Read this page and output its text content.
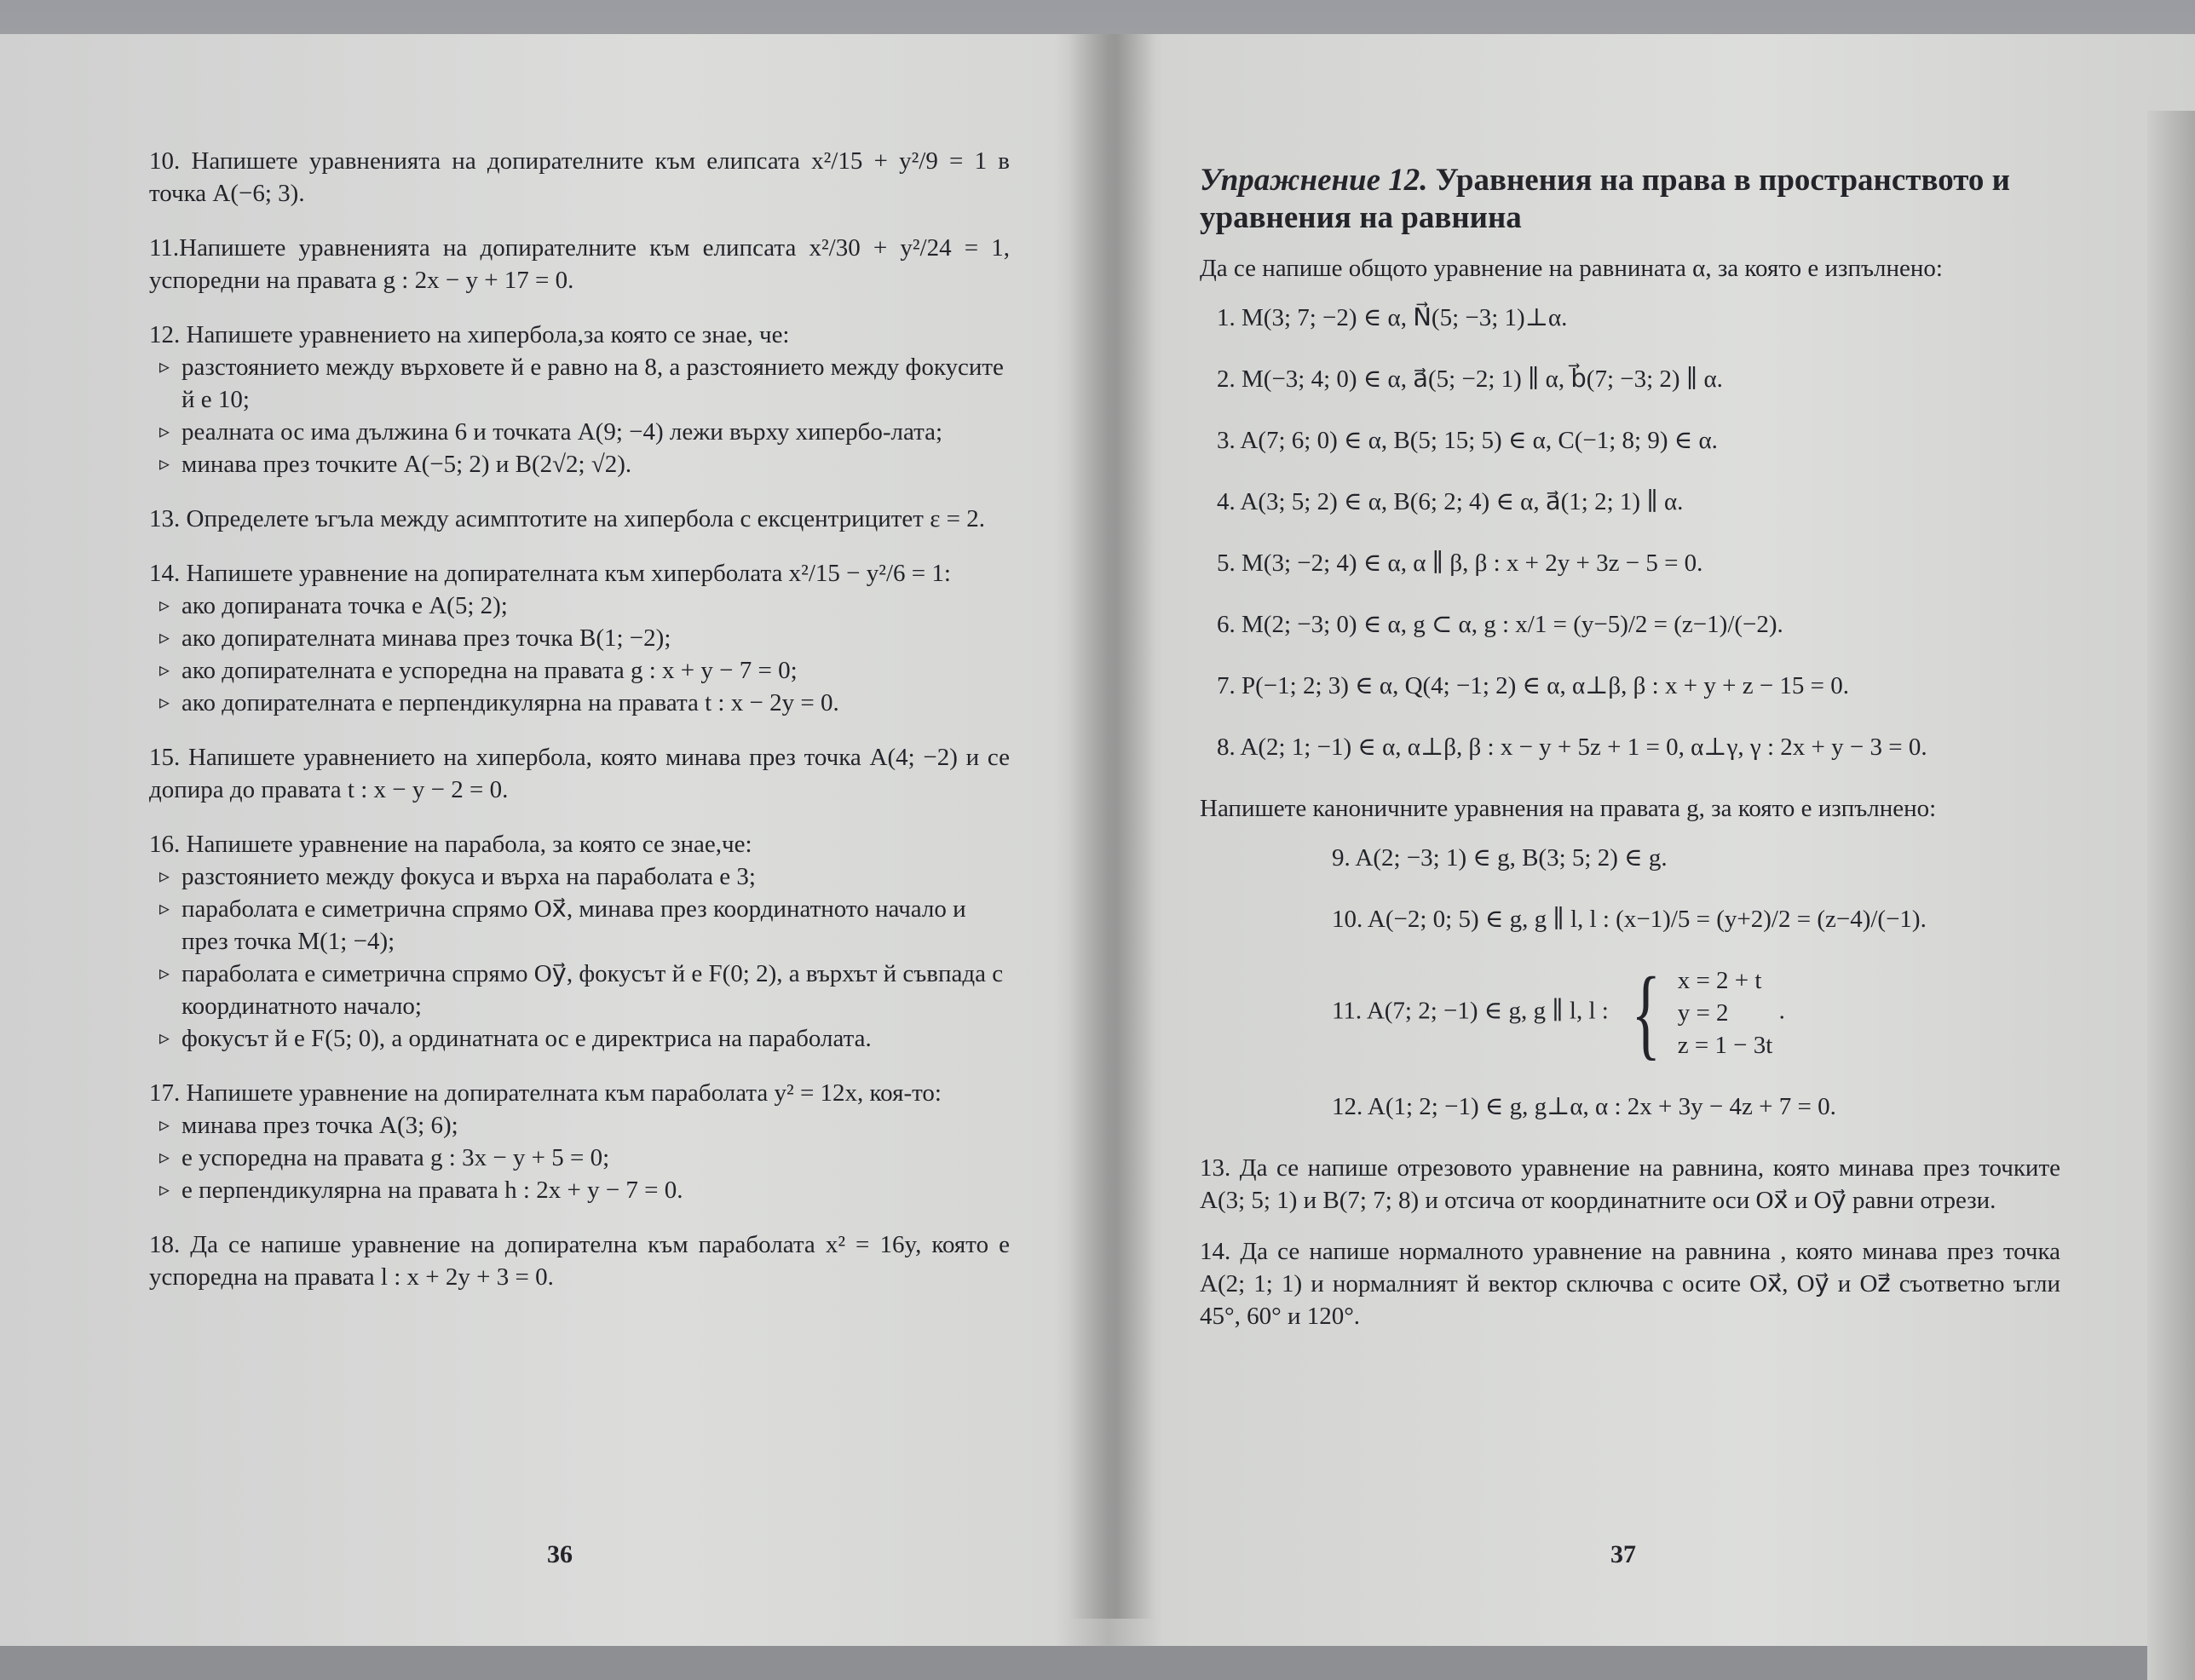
10. Напишете уравненията на допирателните към елипсата x²/15 + y²/9 = 1 в точка A(−6; 3).

11.Напишете уравненията на допирателните към елипсата x²/30 + y²/24 = 1, успоредни на правата g : 2x − y + 17 = 0.

12. Напишете уравнението на хипербола,за която се знае, че:

▹ разстоянието между върховете й е равно на 8, а разстоянието между фокусите й е 10;
▹ реалната ос има дължина 6 и точката A(9; −4) лежи върху хипербо-лата;
▹ минава през точките A(−5; 2) и B(2√2; √2).

13. Определете ъгъла между асимптотите на хипербола с ексцентрицитет ε = 2.

14. Напишете уравнение на допирателната към хиперболата x²/15 − y²/6 = 1:

▹ ако допираната точка е A(5; 2);
▹ ако допирателната минава през точка B(1; −2);
▹ ако допирателната е успоредна на правата g : x + y − 7 = 0;
▹ ако допирателната е перпендикулярна на правата t : x − 2y = 0.

15. Напишете уравнението на хипербола, която минава през точка A(4; −2) и се допира до правата t : x − y − 2 = 0.

16. Напишете уравнение на парабола, за която се знае,че:

▹ разстоянието между фокуса и върха на параболата е 3;
▹ параболата е симетрична спрямо Ox⃗, минава през координатното начало и през точка M(1; −4);
▹ параболата е симетрична спрямо Oy⃗, фокусът й е F(0; 2), а върхът й съвпада с координатното начало;
▹ фокусът й е F(5; 0), а ординатната ос е директриса на параболата.

17. Напишете уравнение на допирателната към параболата y² = 12x, коя-то:

▹ минава през точка A(3; 6);
▹ е успоредна на правата g : 3x − y + 5 = 0;
▹ е перпендикулярна на правата h : 2x + y − 7 = 0.

18. Да се напише уравнение на допирателна към параболата x² = 16y, която е успоредна на правата l : x + 2y + 3 = 0.

36
Упражнение 12. Уравнения на права в пространството и уравнения на равнина

Да се напише общото уравнение на равнината α, за която е изпълнено:

1. M(3; 7; −2) ∈ α, N⃗(5; −3; 1)⊥α.
2. M(−3; 4; 0) ∈ α, a⃗(5; −2; 1) ∥ α, b⃗(7; −3; 2) ∥ α.
3. A(7; 6; 0) ∈ α, B(5; 15; 5) ∈ α, C(−1; 8; 9) ∈ α.
4. A(3; 5; 2) ∈ α, B(6; 2; 4) ∈ α, a⃗(1; 2; 1) ∥ α.
5. M(3; −2; 4) ∈ α, α ∥ β, β : x + 2y + 3z − 5 = 0.
6. M(2; −3; 0) ∈ α, g ⊂ α, g : x/1 = (y−5)/2 = (z−1)/(−2).
7. P(−1; 2; 3) ∈ α, Q(4; −1; 2) ∈ α, α⊥β, β : x + y + z − 15 = 0.
8. A(2; 1; −1) ∈ α, α⊥β, β : x − y + 5z + 1 = 0, α⊥γ, γ : 2x + y − 3 = 0.

Напишете каноничните уравнения на правата g, за която е изпълнено:

9. A(2; −3; 1) ∈ g, B(3; 5; 2) ∈ g.
10. A(−2; 0; 5) ∈ g, g ∥ l, l : (x−1)/5 = (y+2)/2 = (z−4)/(−1).
11. A(7; 2; −1) ∈ g, g ∥ l, l : { x = 2 + t
y = 2
z = 1 − 3t
.
12. A(1; 2; −1) ∈ g, g⊥α, α : 2x + 3y − 4z + 7 = 0.

13. Да се напише отрезовото уравнение на равнина, която минава през точките A(3; 5; 1) и B(7; 7; 8) и отсича от координатните оси Ox⃗ и Oy⃗ равни отрези.

14. Да се напише нормалното уравнение на равнина , която минава през точка A(2; 1; 1) и нормалният й вектор сключва с осите Ox⃗, Oy⃗ и Oz⃗ съответно ъгли 45°, 60° и 120°.

37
***
*THE EXERCISE:* Copy the material exactly. Do not include the pictures.

*TASK OUTPUT:*
Read this page and output its text content.
10. Напишете уравненията на допирателните към елипсата x²/15 + y²/9 = 1 в точка A(−6; 3).

11.Напишете уравненията на допирателните към елипсата x²/30 + y²/24 = 1, успоредни на правата g : 2x − y + 17 = 0.

12. Напишете уравнението на хипербола,за която се знае, че:

▹ разстоянието между върховете й е равно на 8, а разстоянието между фокусите й е 10;
▹ реалната ос има дължина 6 и точката A(9; −4) лежи върху хипербо-лата;
▹ минава през точките A(−5; 2) и B(2√2; √2).

13. Определете ъгъла между асимптотите на хипербола с ексцентрицитет ε = 2.

14. Напишете уравнение на допирателната към хиперболата x²/15 − y²/6 = 1:

▹ ако допираната точка е A(5; 2);
▹ ако допирателната минава през точка B(1; −2);
▹ ако допирателната е успоредна на правата g : x + y − 7 = 0;
▹ ако допирателната е перпендикулярна на правата t : x − 2y = 0.

15. Напишете уравнението на хипербола, която минава през точка A(4; −2) и се допира до правата t : x − y − 2 = 0.

16. Напишете уравнение на парабола, за която се знае,че:

▹ разстоянието между фокуса и върха на параболата е 3;
▹ параболата е симетрична спрямо Ox⃗, минава през координатното начало и през точка M(1; −4);
▹ параболата е симетрична спрямо Oy⃗, фокусът й е F(0; 2), а върхът й съвпада с координатното начало;
▹ фокусът й е F(5; 0), а ординатната ос е директриса на параболата.

17. Напишете уравнение на допирателната към параболата y² = 12x, коя-то:

▹ минава през точка A(3; 6);
▹ е успоредна на правата g : 3x − y + 5 = 0;
▹ е перпендикулярна на правата h : 2x + y − 7 = 0.

18. Да се напише уравнение на допирателна към параболата x² = 16y, която е успоредна на правата l : x + 2y + 3 = 0.

36
Упражнение 12. Уравнения на права в пространството и уравнения на равнина

Да се напише общото уравнение на равнината α, за която е изпълнено:

1. M(3; 7; −2) ∈ α, N⃗(5; −3; 1)⊥α.
2. M(−3; 4; 0) ∈ α, a⃗(5; −2; 1) ∥ α, b⃗(7; −3; 2) ∥ α.
3. A(7; 6; 0) ∈ α, B(5; 15; 5) ∈ α, C(−1; 8; 9) ∈ α.
4. A(3; 5; 2) ∈ α, B(6; 2; 4) ∈ α, a⃗(1; 2; 1) ∥ α.
5. M(3; −2; 4) ∈ α, α ∥ β, β : x + 2y + 3z − 5 = 0.
6. M(2; −3; 0) ∈ α, g ⊂ α, g : x/1 = (y−5)/2 = (z−1)/(−2).
7. P(−1; 2; 3) ∈ α, Q(4; −1; 2) ∈ α, α⊥β, β : x + y + z − 15 = 0.
8. A(2; 1; −1) ∈ α, α⊥β, β : x − y + 5z + 1 = 0, α⊥γ, γ : 2x + y − 3 = 0.

Напишете каноничните уравнения на правата g, за която е изпълнено:

9. A(2; −3; 1) ∈ g, B(3; 5; 2) ∈ g.
10. A(−2; 0; 5) ∈ g, g ∥ l, l : (x−1)/5 = (y+2)/2 = (z−4)/(−1).
11. A(7; 2; −1) ∈ g, g ∥ l, l : { x = 2 + t
y = 2
z = 1 − 3t
.
12. A(1; 2; −1) ∈ g, g⊥α, α : 2x + 3y − 4z + 7 = 0.

13. Да се напише отрезовото уравнение на равнина, която минава през точките A(3; 5; 1) и B(7; 7; 8) и отсича от координатните оси Ox⃗ и Oy⃗ равни отрези.

14. Да се напише нормалното уравнение на равнина , която минава през точка A(2; 1; 1) и нормалният й вектор сключва с осите Ox⃗, Oy⃗ и Oz⃗ съответно ъгли 45°, 60° и 120°.

37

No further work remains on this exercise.